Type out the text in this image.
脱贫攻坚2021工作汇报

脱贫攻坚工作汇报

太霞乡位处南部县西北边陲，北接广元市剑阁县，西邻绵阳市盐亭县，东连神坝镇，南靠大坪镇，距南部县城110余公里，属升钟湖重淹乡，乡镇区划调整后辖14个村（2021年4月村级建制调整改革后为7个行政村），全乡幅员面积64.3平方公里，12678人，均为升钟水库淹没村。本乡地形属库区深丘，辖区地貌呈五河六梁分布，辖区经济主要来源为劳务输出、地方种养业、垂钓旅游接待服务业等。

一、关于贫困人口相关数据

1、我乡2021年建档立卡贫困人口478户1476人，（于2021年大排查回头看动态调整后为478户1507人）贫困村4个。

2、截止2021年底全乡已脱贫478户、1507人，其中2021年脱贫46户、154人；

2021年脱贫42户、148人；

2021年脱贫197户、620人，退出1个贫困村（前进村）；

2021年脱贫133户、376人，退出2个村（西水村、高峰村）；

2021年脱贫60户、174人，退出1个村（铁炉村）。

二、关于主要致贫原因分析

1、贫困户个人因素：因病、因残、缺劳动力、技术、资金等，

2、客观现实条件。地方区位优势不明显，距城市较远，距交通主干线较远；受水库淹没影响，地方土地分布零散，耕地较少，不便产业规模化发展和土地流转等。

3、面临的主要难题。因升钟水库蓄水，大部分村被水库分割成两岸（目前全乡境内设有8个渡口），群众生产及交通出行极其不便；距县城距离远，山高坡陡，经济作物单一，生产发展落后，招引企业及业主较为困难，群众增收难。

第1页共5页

#### What you should do
Copy the data above in full, character for character.

#### Response
Type out the text in this image.
脱贫攻坚2021工作汇报

脱贫攻坚工作汇报

太霞乡位处南部县西北边陲，北接广元市剑阁县，西邻绵阳市盐亭县，东连神坝镇，南靠大坪镇，距南部县城110余公里，属升钟湖重淹乡，乡镇区划调整后辖14个村（2021年4月村级建制调整改革后为7个行政村），全乡幅员面积64.3平方公里，12678人，均为升钟水库淹没村。本乡地形属库区深丘，辖区地貌呈五河六梁分布，辖区经济主要来源为劳务输出、地方种养业、垂钓旅游接待服务业等。

一、关于贫困人口相关数据

1、我乡2021年建档立卡贫困人口478户1476人，（于2021年大排查回头看动态调整后为478户1507人）贫困村4个。

2、截止2021年底全乡已脱贫478户、1507人，其中2021年脱贫46户、154人；

2021年脱贫42户、148人；

2021年脱贫197户、620人，退出1个贫困村（前进村）；

2021年脱贫133户、376人，退出2个村（西水村、高峰村）；

2021年脱贫60户、174人，退出1个村（铁炉村）。

二、关于主要致贫原因分析

1、贫困户个人因素：因病、因残、缺劳动力、技术、资金等，

2、客观现实条件。地方区位优势不明显，距城市较远，距交通主干线较远；受水库淹没影响，地方土地分布零散，耕地较少，不便产业规模化发展和土地流转等。

3、面临的主要难题。因升钟水库蓄水，大部分村被水库分割成两岸（目前全乡境内设有8个渡口），群众生产及交通出行极其不便；距县城距离远，山高坡陡，经济作物单一，生产发展落后，招引企业及业主较为困难，群众增收难。

第1页共5页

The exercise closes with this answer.